Task to carry out →
Could every line of the data be printed exactly as it reads?

[Excerpt from a dataset]
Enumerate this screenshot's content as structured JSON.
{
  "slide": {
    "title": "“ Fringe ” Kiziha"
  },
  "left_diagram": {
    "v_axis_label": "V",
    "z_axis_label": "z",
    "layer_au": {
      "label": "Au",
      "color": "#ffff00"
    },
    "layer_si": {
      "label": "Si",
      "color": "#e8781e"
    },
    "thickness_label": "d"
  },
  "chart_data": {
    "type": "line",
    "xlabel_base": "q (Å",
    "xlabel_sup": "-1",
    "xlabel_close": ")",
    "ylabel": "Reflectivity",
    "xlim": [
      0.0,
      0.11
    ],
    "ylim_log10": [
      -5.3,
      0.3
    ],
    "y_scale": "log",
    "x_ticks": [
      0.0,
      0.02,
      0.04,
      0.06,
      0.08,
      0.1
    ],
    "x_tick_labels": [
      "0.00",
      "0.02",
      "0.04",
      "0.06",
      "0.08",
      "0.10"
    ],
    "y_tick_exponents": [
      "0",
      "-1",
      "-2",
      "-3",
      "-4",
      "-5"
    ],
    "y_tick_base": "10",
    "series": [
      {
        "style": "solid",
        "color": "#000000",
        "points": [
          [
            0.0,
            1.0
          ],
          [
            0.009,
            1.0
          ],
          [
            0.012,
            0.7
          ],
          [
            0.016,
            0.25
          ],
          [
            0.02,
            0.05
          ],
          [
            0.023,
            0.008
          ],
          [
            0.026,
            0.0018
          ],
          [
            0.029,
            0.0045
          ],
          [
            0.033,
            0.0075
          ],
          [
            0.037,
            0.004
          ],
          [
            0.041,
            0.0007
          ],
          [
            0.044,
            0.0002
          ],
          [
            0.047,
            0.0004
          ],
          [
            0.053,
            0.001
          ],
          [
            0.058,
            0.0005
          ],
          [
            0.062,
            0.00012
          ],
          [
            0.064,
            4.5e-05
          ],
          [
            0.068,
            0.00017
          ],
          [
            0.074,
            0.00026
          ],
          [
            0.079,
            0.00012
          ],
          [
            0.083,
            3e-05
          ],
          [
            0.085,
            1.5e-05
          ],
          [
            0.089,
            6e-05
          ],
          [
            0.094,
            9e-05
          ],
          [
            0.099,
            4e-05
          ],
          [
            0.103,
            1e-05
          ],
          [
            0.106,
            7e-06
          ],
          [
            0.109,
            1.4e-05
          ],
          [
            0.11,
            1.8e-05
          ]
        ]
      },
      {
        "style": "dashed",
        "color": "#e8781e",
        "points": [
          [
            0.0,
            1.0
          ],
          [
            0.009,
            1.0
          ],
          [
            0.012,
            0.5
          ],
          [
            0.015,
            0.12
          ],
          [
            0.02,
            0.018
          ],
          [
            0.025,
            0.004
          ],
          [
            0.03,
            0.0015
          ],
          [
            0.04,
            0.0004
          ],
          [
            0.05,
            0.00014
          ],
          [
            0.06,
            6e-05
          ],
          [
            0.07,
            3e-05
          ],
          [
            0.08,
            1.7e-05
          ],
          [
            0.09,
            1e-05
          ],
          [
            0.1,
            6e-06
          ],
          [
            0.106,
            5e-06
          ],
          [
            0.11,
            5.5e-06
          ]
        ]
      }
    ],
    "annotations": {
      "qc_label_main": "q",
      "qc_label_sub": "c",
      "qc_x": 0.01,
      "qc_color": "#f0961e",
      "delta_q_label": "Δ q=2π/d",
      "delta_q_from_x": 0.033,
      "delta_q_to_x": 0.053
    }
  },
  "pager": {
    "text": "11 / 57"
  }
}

Correct response →
Enumerate this screenshot's content as structured JSON.
{
  "slide": {
    "title": "“ Fringe ” Kiziha"
  },
  "left_diagram": {
    "v_axis_label": "V",
    "z_axis_label": "z",
    "layer_au": {
      "label": "Au",
      "color": "#ffff00"
    },
    "layer_si": {
      "label": "Si",
      "color": "#e8781e"
    },
    "thickness_label": "d"
  },
  "chart_data": {
    "type": "line",
    "xlabel_base": "q (Å",
    "xlabel_sup": "-1",
    "xlabel_close": ")",
    "ylabel": "Reflectivity",
    "xlim": [
      0.0,
      0.11
    ],
    "ylim_log10": [
      -5.3,
      0.3
    ],
    "y_scale": "log",
    "x_ticks": [
      0.0,
      0.02,
      0.04,
      0.06,
      0.08,
      0.1
    ],
    "x_tick_labels": [
      "0.00",
      "0.02",
      "0.04",
      "0.06",
      "0.08",
      "0.10"
    ],
    "y_tick_exponents": [
      "0",
      "-1",
      "-2",
      "-3",
      "-4",
      "-5"
    ],
    "y_tick_base": "10",
    "series": [
      {
        "style": "solid",
        "color": "#000000",
        "points": [
          [
            0.0,
            1.0
          ],
          [
            0.009,
            1.0
          ],
          [
            0.012,
            0.7
          ],
          [
            0.016,
            0.25
          ],
          [
            0.02,
            0.05
          ],
          [
            0.023,
            0.008
          ],
          [
            0.026,
            0.0018
          ],
          [
            0.029,
            0.0045
          ],
          [
            0.033,
            0.0075
          ],
          [
            0.037,
            0.004
          ],
          [
            0.041,
            0.0007
          ],
          [
            0.044,
            0.0002
          ],
          [
            0.047,
            0.0004
          ],
          [
            0.053,
            0.001
          ],
          [
            0.058,
            0.0005
          ],
          [
            0.062,
            0.00012
          ],
          [
            0.064,
            4.5e-05
          ],
          [
            0.068,
            0.00017
          ],
          [
            0.074,
            0.00026
          ],
          [
            0.079,
            0.00012
          ],
          [
            0.083,
            3e-05
          ],
          [
            0.085,
            1.5e-05
          ],
          [
            0.089,
            6e-05
          ],
          [
            0.094,
            9e-05
          ],
          [
            0.099,
            4e-05
          ],
          [
            0.103,
            1e-05
          ],
          [
            0.106,
            7e-06
          ],
          [
            0.109,
            1.4e-05
          ],
          [
            0.11,
            1.8e-05
          ]
        ]
      },
      {
        "style": "dashed",
        "color": "#e8781e",
        "points": [
          [
            0.0,
            1.0
          ],
          [
            0.009,
            1.0
          ],
          [
            0.012,
            0.5
          ],
          [
            0.015,
            0.12
          ],
          [
            0.02,
            0.018
          ],
          [
            0.025,
            0.004
          ],
          [
            0.03,
            0.0015
          ],
          [
            0.04,
            0.0004
          ],
          [
            0.05,
            0.00014
          ],
          [
            0.06,
            6e-05
          ],
          [
            0.07,
            3e-05
          ],
          [
            0.08,
            1.7e-05
          ],
          [
            0.09,
            1e-05
          ],
          [
            0.1,
            6e-06
          ],
          [
            0.106,
            5e-06
          ],
          [
            0.11,
            5.5e-06
          ]
        ]
      }
    ],
    "annotations": {
      "qc_label_main": "q",
      "qc_label_sub": "c",
      "qc_x": 0.01,
      "qc_color": "#f0961e",
      "delta_q_label": "Δ q=2π/d",
      "delta_q_from_x": 0.033,
      "delta_q_to_x": 0.053
    }
  },
  "pager": {
    "text": "11 / 57"
  }
}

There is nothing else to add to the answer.